#### [GIVEN REQUEST]
Return the count of lines with the string "color" in them, and nothing else.

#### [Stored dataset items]
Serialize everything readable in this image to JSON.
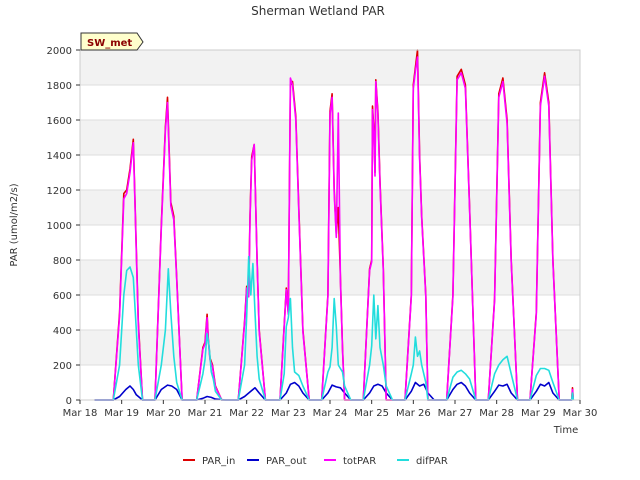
{
  "chart_data": {
    "type": "line",
    "title": "Sherman Wetland PAR",
    "xlabel": "Time",
    "ylabel": "PAR (umol/m2/s)",
    "badge": "SW_met",
    "xlim": [
      0,
      12
    ],
    "ylim": [
      0,
      2000
    ],
    "x_ticks": [
      {
        "pos": 0,
        "label": "Mar 18"
      },
      {
        "pos": 1,
        "label": "Mar 19"
      },
      {
        "pos": 2,
        "label": "Mar 20"
      },
      {
        "pos": 3,
        "label": "Mar 21"
      },
      {
        "pos": 4,
        "label": "Mar 22"
      },
      {
        "pos": 5,
        "label": "Mar 23"
      },
      {
        "pos": 6,
        "label": "Mar 24"
      },
      {
        "pos": 7,
        "label": "Mar 25"
      },
      {
        "pos": 8,
        "label": "Mar 26"
      },
      {
        "pos": 9,
        "label": "Mar 27"
      },
      {
        "pos": 10,
        "label": "Mar 28"
      },
      {
        "pos": 11,
        "label": "Mar 29"
      },
      {
        "pos": 12,
        "label": "Mar 30"
      }
    ],
    "y_ticks": [
      0,
      200,
      400,
      600,
      800,
      1000,
      1200,
      1400,
      1600,
      1800,
      2000
    ],
    "series": [
      {
        "name": "PAR_in",
        "color": "#dd0000",
        "x": [
          0.35,
          0.8,
          0.95,
          1.05,
          1.12,
          1.2,
          1.28,
          1.4,
          1.5,
          1.8,
          1.95,
          2.05,
          2.1,
          2.18,
          2.25,
          2.32,
          2.45,
          2.8,
          2.95,
          3.0,
          3.05,
          3.08,
          3.12,
          3.18,
          3.25,
          3.4,
          3.5,
          3.8,
          3.95,
          4.0,
          4.05,
          4.08,
          4.12,
          4.18,
          4.25,
          4.3,
          4.45,
          4.8,
          4.95,
          5.0,
          5.05,
          5.1,
          5.18,
          5.25,
          5.35,
          5.5,
          5.8,
          5.95,
          6.0,
          6.05,
          6.1,
          6.15,
          6.2,
          6.25,
          6.3,
          6.35,
          6.5,
          6.8,
          6.95,
          7.0,
          7.02,
          7.05,
          7.08,
          7.1,
          7.15,
          7.2,
          7.28,
          7.35,
          7.5,
          7.8,
          7.95,
          8.0,
          8.05,
          8.1,
          8.15,
          8.2,
          8.3,
          8.35,
          8.5,
          8.8,
          8.95,
          9.05,
          9.15,
          9.25,
          9.35,
          9.5,
          9.8,
          9.95,
          10.05,
          10.15,
          10.25,
          10.35,
          10.5,
          10.8,
          10.95,
          11.05,
          11.15,
          11.25,
          11.35,
          11.5,
          11.8,
          11.82,
          11.84
        ],
        "y": [
          0,
          0,
          500,
          1180,
          1200,
          1320,
          1490,
          450,
          0,
          0,
          1000,
          1560,
          1730,
          1130,
          1050,
          700,
          0,
          0,
          300,
          330,
          490,
          350,
          240,
          200,
          80,
          0,
          0,
          0,
          450,
          650,
          600,
          1050,
          1390,
          1460,
          800,
          400,
          0,
          0,
          640,
          500,
          1800,
          1820,
          1620,
          1100,
          400,
          0,
          0,
          600,
          1650,
          1750,
          1200,
          950,
          1100,
          700,
          300,
          0,
          0,
          0,
          750,
          800,
          1680,
          1550,
          1300,
          1830,
          1650,
          1250,
          750,
          0,
          0,
          0,
          600,
          1800,
          1900,
          2000,
          1400,
          1050,
          600,
          0,
          0,
          0,
          600,
          1850,
          1890,
          1800,
          1100,
          0,
          0,
          580,
          1750,
          1840,
          1600,
          800,
          0,
          0,
          500,
          1700,
          1870,
          1700,
          800,
          0,
          0,
          70,
          0
        ]
      },
      {
        "name": "PAR_out",
        "color": "#0000cc",
        "x": [
          0.35,
          0.8,
          0.95,
          1.1,
          1.2,
          1.28,
          1.35,
          1.5,
          1.8,
          1.95,
          2.1,
          2.2,
          2.32,
          2.45,
          2.8,
          2.95,
          3.05,
          3.15,
          3.25,
          3.5,
          3.8,
          3.95,
          4.1,
          4.2,
          4.3,
          4.45,
          4.8,
          4.95,
          5.05,
          5.15,
          5.25,
          5.35,
          5.5,
          5.8,
          5.95,
          6.05,
          6.15,
          6.25,
          6.35,
          6.5,
          6.8,
          6.95,
          7.05,
          7.15,
          7.25,
          7.35,
          7.5,
          7.8,
          7.95,
          8.05,
          8.15,
          8.25,
          8.35,
          8.5,
          8.8,
          8.95,
          9.05,
          9.15,
          9.25,
          9.35,
          9.5,
          9.8,
          9.95,
          10.05,
          10.15,
          10.25,
          10.35,
          10.5,
          10.8,
          10.95,
          11.05,
          11.15,
          11.25,
          11.35,
          11.5,
          11.8,
          11.82,
          11.84
        ],
        "y": [
          0,
          0,
          20,
          60,
          80,
          60,
          30,
          0,
          0,
          60,
          85,
          80,
          60,
          0,
          0,
          10,
          20,
          15,
          5,
          0,
          0,
          20,
          50,
          70,
          40,
          0,
          0,
          40,
          90,
          100,
          80,
          40,
          0,
          0,
          40,
          85,
          75,
          70,
          40,
          0,
          0,
          40,
          80,
          90,
          80,
          40,
          0,
          0,
          50,
          100,
          80,
          90,
          40,
          0,
          0,
          60,
          90,
          100,
          80,
          40,
          0,
          0,
          50,
          85,
          80,
          90,
          40,
          0,
          0,
          50,
          90,
          80,
          100,
          40,
          0,
          0,
          20,
          0
        ]
      },
      {
        "name": "totPAR",
        "color": "#ff00ff",
        "x": [
          0.35,
          0.8,
          0.95,
          1.05,
          1.12,
          1.2,
          1.28,
          1.4,
          1.5,
          1.8,
          1.95,
          2.05,
          2.1,
          2.18,
          2.25,
          2.32,
          2.45,
          2.8,
          2.95,
          3.0,
          3.05,
          3.08,
          3.12,
          3.18,
          3.25,
          3.4,
          3.5,
          3.8,
          3.95,
          4.0,
          4.05,
          4.08,
          4.12,
          4.18,
          4.25,
          4.3,
          4.45,
          4.8,
          4.95,
          5.0,
          5.05,
          5.1,
          5.18,
          5.25,
          5.35,
          5.5,
          5.8,
          5.95,
          6.0,
          6.05,
          6.1,
          6.15,
          6.2,
          6.25,
          6.3,
          6.35,
          6.5,
          6.8,
          6.95,
          7.0,
          7.02,
          7.05,
          7.08,
          7.1,
          7.15,
          7.2,
          7.28,
          7.35,
          7.5,
          7.8,
          7.95,
          8.0,
          8.05,
          8.1,
          8.15,
          8.2,
          8.3,
          8.35,
          8.5,
          8.8,
          8.95,
          9.05,
          9.15,
          9.25,
          9.35,
          9.5,
          9.8,
          9.95,
          10.05,
          10.15,
          10.25,
          10.35,
          10.5,
          10.8,
          10.95,
          11.05,
          11.15,
          11.25,
          11.35,
          11.5,
          11.8,
          11.82,
          11.84
        ],
        "y": [
          0,
          0,
          480,
          1150,
          1180,
          1300,
          1470,
          430,
          0,
          0,
          980,
          1540,
          1700,
          1110,
          1030,
          690,
          0,
          0,
          290,
          320,
          470,
          340,
          230,
          190,
          75,
          0,
          0,
          0,
          440,
          640,
          590,
          1030,
          1370,
          1460,
          790,
          390,
          0,
          0,
          630,
          490,
          1840,
          1800,
          1600,
          1080,
          390,
          0,
          0,
          590,
          1630,
          1730,
          1180,
          930,
          1640,
          690,
          290,
          0,
          0,
          0,
          740,
          790,
          1660,
          1530,
          1280,
          1820,
          1630,
          1230,
          740,
          0,
          0,
          0,
          590,
          1780,
          1880,
          1960,
          1380,
          1040,
          590,
          0,
          0,
          0,
          590,
          1830,
          1870,
          1780,
          1090,
          0,
          0,
          570,
          1730,
          1820,
          1580,
          790,
          0,
          0,
          490,
          1680,
          1850,
          1680,
          790,
          0,
          0,
          60,
          0
        ]
      },
      {
        "name": "difPAR",
        "color": "#22dddd",
        "x": [
          0.35,
          0.8,
          0.95,
          1.05,
          1.12,
          1.2,
          1.28,
          1.4,
          1.5,
          1.8,
          1.95,
          2.05,
          2.12,
          2.18,
          2.25,
          2.32,
          2.45,
          2.8,
          2.95,
          3.0,
          3.05,
          3.1,
          3.15,
          3.2,
          3.25,
          3.4,
          3.5,
          3.8,
          3.95,
          4.0,
          4.05,
          4.1,
          4.15,
          4.2,
          4.25,
          4.3,
          4.45,
          4.8,
          4.9,
          4.95,
          5.0,
          5.05,
          5.1,
          5.15,
          5.25,
          5.35,
          5.5,
          5.8,
          5.95,
          6.0,
          6.05,
          6.1,
          6.15,
          6.2,
          6.3,
          6.35,
          6.5,
          6.8,
          6.95,
          7.0,
          7.05,
          7.1,
          7.15,
          7.2,
          7.28,
          7.35,
          7.5,
          7.8,
          7.95,
          8.0,
          8.05,
          8.1,
          8.15,
          8.2,
          8.3,
          8.35,
          8.5,
          8.8,
          8.95,
          9.05,
          9.15,
          9.25,
          9.35,
          9.5,
          9.8,
          9.95,
          10.05,
          10.15,
          10.25,
          10.35,
          10.5,
          10.8,
          10.95,
          11.05,
          11.15,
          11.25,
          11.35,
          11.5,
          11.8,
          11.82,
          11.84
        ],
        "y": [
          0,
          0,
          200,
          600,
          740,
          760,
          700,
          200,
          0,
          0,
          200,
          400,
          750,
          500,
          250,
          100,
          0,
          0,
          150,
          230,
          380,
          300,
          160,
          120,
          50,
          0,
          0,
          0,
          200,
          480,
          820,
          600,
          780,
          500,
          250,
          120,
          0,
          0,
          150,
          420,
          470,
          580,
          300,
          160,
          140,
          80,
          0,
          0,
          160,
          190,
          300,
          580,
          420,
          200,
          160,
          80,
          0,
          0,
          200,
          310,
          600,
          350,
          540,
          300,
          200,
          80,
          0,
          0,
          150,
          200,
          360,
          250,
          280,
          200,
          100,
          0,
          0,
          0,
          130,
          160,
          170,
          150,
          120,
          0,
          0,
          150,
          200,
          230,
          250,
          150,
          0,
          0,
          140,
          180,
          180,
          170,
          100,
          0,
          0,
          40,
          0
        ]
      }
    ]
  }
}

#### [TASK SOLUTION]
4